■ **Set problem**:
Check each line of the material below for "JSON". Report how many have it, with no other words.

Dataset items
⟨

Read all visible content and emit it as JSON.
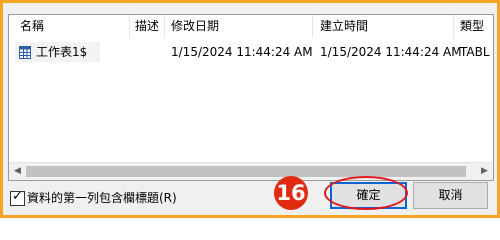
{
  "columns": [
    "名稱",
    "描述",
    "修改日期",
    "建立時間",
    "類型"
  ],
  "rows": [
    {
      "icon": "table-icon",
      "name": "工作表1$",
      "description": "",
      "modified": "1/15/2024 11:44:24 AM",
      "created": "1/15/2024 11:44:24 AM",
      "type": "TABL"
    }
  ],
  "checkbox": {
    "label": "資料的第一列包含欄標題(R)",
    "checked": true
  },
  "buttons": {
    "ok": "確定",
    "cancel": "取消"
  },
  "step_marker": "16",
  "colors": {
    "frame": "#f5a523",
    "marker": "#e02b12",
    "highlight": "#e0181c",
    "focus": "#0a64d6"
  }
}
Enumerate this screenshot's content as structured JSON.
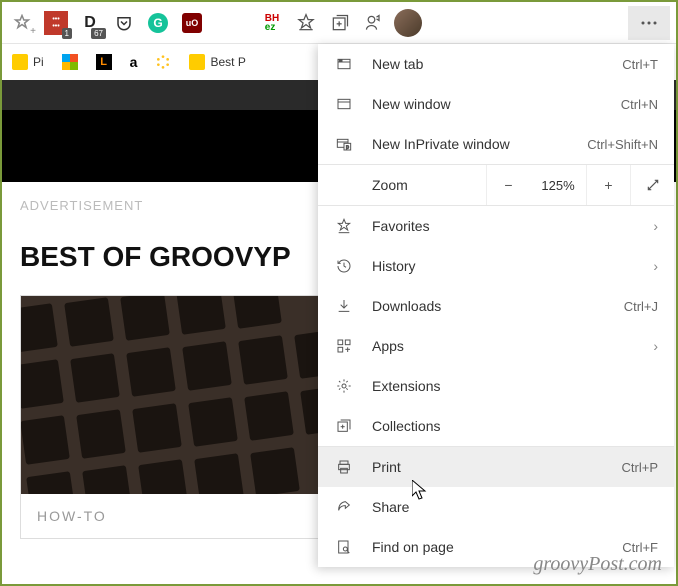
{
  "toolbar": {
    "badge1": "1",
    "badge2": "67"
  },
  "bookmarks": {
    "pi": "Pi",
    "best": "Best P"
  },
  "page": {
    "ad": "ADVERTISEMENT",
    "headline": "BEST OF GROOVYP",
    "howto": "HOW-TO"
  },
  "menu": {
    "newtab": {
      "label": "New tab",
      "shortcut": "Ctrl+T"
    },
    "newwin": {
      "label": "New window",
      "shortcut": "Ctrl+N"
    },
    "inprivate": {
      "label": "New InPrivate window",
      "shortcut": "Ctrl+Shift+N"
    },
    "zoom": {
      "label": "Zoom",
      "value": "125%"
    },
    "favorites": {
      "label": "Favorites"
    },
    "history": {
      "label": "History"
    },
    "downloads": {
      "label": "Downloads",
      "shortcut": "Ctrl+J"
    },
    "apps": {
      "label": "Apps"
    },
    "extensions": {
      "label": "Extensions"
    },
    "collections": {
      "label": "Collections"
    },
    "print": {
      "label": "Print",
      "shortcut": "Ctrl+P"
    },
    "share": {
      "label": "Share"
    },
    "find": {
      "label": "Find on page",
      "shortcut": "Ctrl+F"
    }
  },
  "watermark": "groovyPost.com"
}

⟩

■ **Exercise solution**:
2